[Collection entries]

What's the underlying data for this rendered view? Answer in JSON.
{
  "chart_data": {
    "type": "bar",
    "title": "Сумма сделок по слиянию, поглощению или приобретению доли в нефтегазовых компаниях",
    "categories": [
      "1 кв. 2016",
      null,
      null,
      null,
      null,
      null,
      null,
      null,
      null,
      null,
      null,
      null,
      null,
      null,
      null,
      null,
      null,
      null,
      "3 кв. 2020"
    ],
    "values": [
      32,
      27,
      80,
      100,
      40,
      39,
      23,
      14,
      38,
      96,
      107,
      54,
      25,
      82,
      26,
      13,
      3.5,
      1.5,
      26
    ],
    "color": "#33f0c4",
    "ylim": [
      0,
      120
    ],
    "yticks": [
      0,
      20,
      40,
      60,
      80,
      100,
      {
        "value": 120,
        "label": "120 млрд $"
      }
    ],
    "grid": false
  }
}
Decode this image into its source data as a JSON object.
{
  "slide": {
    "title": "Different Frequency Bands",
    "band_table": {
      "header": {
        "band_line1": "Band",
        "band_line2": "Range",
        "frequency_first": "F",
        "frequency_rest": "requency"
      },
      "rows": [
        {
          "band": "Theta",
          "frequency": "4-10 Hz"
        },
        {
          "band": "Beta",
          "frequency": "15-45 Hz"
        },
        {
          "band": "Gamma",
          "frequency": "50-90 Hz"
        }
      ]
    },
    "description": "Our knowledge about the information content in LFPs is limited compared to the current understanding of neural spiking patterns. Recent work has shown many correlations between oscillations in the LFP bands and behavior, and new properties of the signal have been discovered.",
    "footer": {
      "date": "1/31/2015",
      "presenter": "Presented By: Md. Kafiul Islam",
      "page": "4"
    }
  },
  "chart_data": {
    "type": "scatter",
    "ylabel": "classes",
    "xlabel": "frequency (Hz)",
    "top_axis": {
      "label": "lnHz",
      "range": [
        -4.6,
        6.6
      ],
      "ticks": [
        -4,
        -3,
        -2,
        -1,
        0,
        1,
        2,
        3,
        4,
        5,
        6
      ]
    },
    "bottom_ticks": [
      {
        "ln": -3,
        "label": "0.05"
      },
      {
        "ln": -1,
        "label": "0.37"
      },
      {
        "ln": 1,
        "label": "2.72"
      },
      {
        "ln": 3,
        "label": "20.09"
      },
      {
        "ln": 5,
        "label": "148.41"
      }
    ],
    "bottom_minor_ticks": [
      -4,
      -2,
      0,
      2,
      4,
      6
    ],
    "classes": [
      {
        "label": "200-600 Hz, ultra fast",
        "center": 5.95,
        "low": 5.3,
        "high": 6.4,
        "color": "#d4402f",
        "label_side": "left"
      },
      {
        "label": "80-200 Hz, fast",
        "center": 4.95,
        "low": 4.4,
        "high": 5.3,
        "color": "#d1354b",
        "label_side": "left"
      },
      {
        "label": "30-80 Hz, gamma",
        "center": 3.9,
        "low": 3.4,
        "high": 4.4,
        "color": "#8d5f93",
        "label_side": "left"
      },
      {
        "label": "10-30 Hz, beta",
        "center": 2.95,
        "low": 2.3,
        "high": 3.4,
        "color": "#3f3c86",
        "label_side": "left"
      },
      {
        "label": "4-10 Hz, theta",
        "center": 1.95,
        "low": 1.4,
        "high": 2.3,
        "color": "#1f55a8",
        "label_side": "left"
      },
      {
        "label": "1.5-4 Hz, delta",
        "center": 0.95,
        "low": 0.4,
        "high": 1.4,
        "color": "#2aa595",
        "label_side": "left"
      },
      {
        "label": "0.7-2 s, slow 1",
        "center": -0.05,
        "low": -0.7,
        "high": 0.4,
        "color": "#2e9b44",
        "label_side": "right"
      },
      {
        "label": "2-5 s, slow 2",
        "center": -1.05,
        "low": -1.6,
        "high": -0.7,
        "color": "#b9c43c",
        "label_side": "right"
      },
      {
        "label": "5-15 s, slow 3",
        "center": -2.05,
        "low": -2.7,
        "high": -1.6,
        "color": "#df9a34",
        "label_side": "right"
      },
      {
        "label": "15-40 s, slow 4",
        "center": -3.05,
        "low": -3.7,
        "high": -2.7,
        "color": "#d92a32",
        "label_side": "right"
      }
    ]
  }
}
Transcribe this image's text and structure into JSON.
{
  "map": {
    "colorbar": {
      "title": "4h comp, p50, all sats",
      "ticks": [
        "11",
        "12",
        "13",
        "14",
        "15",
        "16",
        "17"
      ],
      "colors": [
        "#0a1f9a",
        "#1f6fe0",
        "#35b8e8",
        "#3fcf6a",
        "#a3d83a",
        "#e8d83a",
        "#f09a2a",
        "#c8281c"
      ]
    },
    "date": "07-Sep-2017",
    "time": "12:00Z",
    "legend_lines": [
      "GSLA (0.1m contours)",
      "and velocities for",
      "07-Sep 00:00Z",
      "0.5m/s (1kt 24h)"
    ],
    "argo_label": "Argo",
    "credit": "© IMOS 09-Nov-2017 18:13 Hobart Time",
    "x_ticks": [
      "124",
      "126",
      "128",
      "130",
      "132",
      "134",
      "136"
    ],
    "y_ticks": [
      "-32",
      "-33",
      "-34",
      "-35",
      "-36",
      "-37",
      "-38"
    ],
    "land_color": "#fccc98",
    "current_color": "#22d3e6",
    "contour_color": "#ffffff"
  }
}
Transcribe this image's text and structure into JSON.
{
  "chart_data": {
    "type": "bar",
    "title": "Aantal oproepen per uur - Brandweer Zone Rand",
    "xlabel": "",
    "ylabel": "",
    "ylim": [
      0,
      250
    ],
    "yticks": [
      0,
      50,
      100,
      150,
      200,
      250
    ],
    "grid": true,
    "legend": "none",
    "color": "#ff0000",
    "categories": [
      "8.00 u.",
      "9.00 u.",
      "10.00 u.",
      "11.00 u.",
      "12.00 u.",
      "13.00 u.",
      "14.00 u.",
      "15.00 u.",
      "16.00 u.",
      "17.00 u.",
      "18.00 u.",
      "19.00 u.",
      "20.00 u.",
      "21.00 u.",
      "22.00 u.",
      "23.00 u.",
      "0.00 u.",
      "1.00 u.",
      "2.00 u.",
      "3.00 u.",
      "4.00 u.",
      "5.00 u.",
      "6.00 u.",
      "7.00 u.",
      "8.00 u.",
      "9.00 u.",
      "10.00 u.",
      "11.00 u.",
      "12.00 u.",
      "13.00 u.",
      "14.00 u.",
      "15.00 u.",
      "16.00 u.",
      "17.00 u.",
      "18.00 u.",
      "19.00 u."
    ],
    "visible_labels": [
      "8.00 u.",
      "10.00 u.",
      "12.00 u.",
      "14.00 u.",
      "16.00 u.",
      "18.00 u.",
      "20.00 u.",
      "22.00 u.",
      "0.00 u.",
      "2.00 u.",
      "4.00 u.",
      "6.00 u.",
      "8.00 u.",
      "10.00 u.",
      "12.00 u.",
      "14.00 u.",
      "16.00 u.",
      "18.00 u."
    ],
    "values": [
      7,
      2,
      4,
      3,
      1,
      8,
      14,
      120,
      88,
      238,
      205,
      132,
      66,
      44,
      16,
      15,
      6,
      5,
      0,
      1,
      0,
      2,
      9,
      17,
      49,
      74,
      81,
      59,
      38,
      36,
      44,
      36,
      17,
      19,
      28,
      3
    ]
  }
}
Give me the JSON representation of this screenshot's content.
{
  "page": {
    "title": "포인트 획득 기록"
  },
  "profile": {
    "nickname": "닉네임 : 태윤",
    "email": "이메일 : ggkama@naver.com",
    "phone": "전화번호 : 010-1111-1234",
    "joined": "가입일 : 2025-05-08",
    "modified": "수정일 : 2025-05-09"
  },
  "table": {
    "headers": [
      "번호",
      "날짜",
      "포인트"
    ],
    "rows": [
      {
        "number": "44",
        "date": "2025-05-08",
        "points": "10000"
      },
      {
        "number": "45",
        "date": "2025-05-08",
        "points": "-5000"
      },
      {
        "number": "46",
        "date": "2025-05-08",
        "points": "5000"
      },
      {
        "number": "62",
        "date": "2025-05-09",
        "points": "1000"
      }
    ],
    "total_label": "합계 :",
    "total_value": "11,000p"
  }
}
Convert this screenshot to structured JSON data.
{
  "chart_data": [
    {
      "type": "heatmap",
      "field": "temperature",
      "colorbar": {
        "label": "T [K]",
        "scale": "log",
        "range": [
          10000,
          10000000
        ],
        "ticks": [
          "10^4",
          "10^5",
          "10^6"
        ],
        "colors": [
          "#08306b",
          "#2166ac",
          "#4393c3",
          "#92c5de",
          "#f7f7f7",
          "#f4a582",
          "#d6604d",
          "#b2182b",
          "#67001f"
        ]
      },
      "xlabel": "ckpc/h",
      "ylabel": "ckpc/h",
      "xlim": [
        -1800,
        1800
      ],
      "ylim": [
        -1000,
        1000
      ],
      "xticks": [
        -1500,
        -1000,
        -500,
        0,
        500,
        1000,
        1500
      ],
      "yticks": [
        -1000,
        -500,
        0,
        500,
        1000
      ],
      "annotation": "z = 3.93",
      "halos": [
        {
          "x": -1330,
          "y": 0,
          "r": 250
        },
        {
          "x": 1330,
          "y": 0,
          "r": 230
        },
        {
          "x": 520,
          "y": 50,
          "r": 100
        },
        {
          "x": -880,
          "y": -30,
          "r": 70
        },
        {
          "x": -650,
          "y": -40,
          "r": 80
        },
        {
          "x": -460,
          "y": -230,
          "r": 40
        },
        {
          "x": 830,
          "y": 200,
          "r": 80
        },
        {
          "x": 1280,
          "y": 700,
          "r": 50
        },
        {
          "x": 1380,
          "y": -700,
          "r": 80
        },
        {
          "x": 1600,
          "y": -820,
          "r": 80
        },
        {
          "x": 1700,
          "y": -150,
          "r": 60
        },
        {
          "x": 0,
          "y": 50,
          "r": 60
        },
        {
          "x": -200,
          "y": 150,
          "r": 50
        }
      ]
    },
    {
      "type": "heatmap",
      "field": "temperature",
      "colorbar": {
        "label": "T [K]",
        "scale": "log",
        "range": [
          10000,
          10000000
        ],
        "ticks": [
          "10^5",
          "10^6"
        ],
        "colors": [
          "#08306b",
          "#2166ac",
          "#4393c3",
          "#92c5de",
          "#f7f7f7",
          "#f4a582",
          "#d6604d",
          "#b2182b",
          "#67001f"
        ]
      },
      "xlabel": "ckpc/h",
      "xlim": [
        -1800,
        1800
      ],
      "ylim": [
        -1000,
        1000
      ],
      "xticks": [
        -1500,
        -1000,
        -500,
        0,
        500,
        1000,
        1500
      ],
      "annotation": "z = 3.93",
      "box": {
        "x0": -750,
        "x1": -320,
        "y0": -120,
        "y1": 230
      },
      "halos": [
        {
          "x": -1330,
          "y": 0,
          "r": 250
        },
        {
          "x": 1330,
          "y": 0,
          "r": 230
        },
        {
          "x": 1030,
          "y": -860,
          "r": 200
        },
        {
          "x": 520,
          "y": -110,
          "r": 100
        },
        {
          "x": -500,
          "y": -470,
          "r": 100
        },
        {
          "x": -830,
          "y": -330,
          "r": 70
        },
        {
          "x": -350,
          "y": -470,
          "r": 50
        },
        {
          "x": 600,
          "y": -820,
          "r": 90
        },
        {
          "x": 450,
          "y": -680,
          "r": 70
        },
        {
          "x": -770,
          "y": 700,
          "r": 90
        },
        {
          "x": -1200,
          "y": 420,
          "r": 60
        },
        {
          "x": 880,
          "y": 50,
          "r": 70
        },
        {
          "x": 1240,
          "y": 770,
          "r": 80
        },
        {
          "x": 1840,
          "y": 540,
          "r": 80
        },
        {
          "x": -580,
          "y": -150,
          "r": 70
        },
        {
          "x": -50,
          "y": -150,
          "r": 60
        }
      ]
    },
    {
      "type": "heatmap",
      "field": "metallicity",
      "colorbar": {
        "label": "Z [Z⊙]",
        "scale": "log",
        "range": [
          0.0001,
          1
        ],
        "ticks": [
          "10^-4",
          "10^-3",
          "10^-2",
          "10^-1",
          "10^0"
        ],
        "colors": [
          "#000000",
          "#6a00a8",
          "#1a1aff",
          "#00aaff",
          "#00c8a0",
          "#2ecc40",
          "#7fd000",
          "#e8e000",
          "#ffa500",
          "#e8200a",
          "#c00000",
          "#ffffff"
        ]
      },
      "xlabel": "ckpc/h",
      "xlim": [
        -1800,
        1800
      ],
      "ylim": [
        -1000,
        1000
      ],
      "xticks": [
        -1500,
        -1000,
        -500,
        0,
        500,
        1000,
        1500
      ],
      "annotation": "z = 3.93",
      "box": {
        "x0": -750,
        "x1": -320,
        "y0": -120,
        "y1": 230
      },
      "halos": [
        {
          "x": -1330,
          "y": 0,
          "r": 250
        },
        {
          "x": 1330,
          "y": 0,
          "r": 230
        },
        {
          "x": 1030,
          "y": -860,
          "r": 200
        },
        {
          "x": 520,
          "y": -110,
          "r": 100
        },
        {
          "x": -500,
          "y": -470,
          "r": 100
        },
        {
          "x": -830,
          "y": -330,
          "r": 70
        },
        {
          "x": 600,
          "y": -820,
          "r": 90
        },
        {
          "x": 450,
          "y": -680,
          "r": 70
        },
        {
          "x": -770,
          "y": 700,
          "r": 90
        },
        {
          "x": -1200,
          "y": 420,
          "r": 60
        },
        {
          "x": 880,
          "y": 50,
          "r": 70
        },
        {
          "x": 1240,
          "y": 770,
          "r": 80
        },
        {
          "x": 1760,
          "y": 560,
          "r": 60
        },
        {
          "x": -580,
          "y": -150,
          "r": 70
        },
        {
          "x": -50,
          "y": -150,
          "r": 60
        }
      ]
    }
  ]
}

_STATED TASK_
Gather up, from the records above, each line where the word "fast" appears.

_THE RESULT_
        "label": "200-600 Hz, ultra fast",
        "label": "80-200 Hz, fast",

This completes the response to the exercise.